For the records below, say how many lines contain the string "dash". Give the number only.

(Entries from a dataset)
-- begin --

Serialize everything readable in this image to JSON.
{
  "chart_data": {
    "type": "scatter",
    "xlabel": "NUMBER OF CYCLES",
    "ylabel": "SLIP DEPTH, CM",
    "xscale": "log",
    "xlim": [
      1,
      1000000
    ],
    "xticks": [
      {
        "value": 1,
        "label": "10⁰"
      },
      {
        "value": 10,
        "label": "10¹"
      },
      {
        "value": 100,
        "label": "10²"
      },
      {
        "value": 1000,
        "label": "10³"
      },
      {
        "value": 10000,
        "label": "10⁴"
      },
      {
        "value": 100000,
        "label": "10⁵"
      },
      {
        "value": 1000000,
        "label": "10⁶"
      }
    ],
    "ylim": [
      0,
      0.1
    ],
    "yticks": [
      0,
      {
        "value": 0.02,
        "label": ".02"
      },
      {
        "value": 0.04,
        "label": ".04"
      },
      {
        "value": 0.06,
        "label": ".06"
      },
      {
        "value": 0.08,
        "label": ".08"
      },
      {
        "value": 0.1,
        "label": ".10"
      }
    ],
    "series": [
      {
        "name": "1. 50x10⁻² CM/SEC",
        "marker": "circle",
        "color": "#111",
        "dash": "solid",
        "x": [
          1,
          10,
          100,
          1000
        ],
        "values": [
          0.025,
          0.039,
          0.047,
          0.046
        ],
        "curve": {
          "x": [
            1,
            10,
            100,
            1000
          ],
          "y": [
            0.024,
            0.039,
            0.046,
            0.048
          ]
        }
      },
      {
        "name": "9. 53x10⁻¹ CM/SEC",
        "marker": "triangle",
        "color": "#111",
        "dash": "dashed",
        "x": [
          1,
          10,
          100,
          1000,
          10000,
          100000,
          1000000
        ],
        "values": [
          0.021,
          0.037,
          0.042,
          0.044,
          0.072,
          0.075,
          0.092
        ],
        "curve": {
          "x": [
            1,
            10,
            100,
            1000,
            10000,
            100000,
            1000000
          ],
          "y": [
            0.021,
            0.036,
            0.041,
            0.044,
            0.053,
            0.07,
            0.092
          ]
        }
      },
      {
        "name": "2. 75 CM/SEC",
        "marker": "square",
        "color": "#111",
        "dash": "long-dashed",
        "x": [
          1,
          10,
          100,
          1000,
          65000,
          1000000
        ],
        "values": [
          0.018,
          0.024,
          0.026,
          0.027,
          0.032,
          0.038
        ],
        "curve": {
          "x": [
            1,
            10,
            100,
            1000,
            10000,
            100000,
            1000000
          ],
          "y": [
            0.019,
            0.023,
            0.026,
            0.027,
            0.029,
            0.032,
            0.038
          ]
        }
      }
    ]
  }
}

-- end --

> **Full answer**
3